**Reading text:**

    I reccomend you read 'The doctrine of sanctification according to St Athanasius' -Fr Matthias Wahba
    'Man and Redemption'-Fr Tadros Malaty
    there are plenty others but start with those as these two priests in particular are theologians and scholars but have a way of presenting theology as being very approachable to the average layman
  • Punishment. Death
  • Let me expound on your answer just slightly. The punishment is not given from God against man, as God is Love. The punishment is inflicted by man onto himself. God, in fact, used this fall that man incurred for man's benefit, namely that man should not live without the True Life for all eternity.

    Death is indeed the penalty of sin. Death causes man's physical death, and is not natural, as it was not what man was made for... but beyond this, the separation of man's will from God's is a spiritual death, which is ever more important but whose importance is diminished because we cannot "see" its effects, our spiritual eyes having been blinded by our actions.

**Input data:**

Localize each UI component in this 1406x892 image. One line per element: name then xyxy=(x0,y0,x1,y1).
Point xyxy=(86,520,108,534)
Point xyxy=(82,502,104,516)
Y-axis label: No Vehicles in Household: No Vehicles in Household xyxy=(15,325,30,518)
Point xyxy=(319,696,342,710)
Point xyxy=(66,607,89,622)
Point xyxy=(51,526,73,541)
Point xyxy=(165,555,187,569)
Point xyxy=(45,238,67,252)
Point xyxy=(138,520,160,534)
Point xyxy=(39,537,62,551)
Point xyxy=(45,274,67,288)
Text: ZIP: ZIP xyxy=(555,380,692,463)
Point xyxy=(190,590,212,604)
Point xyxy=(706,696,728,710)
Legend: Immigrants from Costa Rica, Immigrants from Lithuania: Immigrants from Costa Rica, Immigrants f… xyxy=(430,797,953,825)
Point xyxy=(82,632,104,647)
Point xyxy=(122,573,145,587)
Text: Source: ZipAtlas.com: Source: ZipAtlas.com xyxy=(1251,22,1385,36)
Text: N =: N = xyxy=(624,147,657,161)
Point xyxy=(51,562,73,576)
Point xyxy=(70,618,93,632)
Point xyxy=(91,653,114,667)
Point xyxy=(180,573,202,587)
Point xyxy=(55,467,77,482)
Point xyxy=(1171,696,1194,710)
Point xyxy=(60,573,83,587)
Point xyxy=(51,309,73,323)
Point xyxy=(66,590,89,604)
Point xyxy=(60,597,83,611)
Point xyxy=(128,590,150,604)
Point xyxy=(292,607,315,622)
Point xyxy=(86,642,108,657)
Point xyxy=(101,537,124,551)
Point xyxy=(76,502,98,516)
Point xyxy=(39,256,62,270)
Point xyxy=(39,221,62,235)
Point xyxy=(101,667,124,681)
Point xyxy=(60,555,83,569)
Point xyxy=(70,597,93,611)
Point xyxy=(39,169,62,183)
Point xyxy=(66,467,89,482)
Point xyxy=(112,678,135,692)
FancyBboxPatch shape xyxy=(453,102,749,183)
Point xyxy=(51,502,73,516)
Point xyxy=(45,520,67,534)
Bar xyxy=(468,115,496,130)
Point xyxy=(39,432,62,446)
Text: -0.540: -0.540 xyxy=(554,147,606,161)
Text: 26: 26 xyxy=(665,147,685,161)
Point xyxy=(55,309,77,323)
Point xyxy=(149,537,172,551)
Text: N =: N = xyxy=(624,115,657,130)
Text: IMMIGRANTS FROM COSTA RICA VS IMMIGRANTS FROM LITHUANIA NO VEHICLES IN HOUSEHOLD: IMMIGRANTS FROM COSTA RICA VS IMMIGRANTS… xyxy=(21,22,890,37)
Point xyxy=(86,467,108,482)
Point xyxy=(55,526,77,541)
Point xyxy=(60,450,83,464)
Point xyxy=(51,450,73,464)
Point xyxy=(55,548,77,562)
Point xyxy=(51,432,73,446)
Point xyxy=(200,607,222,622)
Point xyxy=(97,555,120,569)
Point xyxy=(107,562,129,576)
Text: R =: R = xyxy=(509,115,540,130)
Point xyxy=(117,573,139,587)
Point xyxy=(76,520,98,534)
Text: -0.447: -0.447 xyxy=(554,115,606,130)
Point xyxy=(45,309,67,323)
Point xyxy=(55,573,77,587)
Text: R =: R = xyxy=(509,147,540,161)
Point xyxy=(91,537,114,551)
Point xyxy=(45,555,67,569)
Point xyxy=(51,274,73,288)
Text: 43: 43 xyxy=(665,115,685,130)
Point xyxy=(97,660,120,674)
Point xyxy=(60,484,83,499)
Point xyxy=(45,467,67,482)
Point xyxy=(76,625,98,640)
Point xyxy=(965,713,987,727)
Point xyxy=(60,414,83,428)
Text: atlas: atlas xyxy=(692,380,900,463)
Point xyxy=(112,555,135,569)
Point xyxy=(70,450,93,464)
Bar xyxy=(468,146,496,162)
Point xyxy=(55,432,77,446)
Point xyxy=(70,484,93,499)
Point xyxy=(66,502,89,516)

**Problems and tasks:**
1) From the text on sin and death, transcribe the stretch from "I reccomend you" through "for all eternity.".
2) List every person the text on sin and death names with the title "St" or "Fr".

**Solutions to the problems:**
1)
I reccomend you read 'The doctrine of sanctification according to St Athanasius' -Fr Matthias Wahba
    'Man and Redemption'-Fr Tadros Malaty
    there are plenty others but start with those as these two priests in particular are theologians and scholars but have a way of presenting theology as being very approachable to the average layman
  • Punishment. Death
  • Let me expound on your answer just slightly. The punishment is not given from God against man, as God is Love. The punishment is inflicted by man onto himself. God, in fact, used this fall that man incurred for man's benefit, namely that man should not live without the True Life for all eternity.

2)
St Athanasius
Fr Matthias Wahba
Fr Tadros Malaty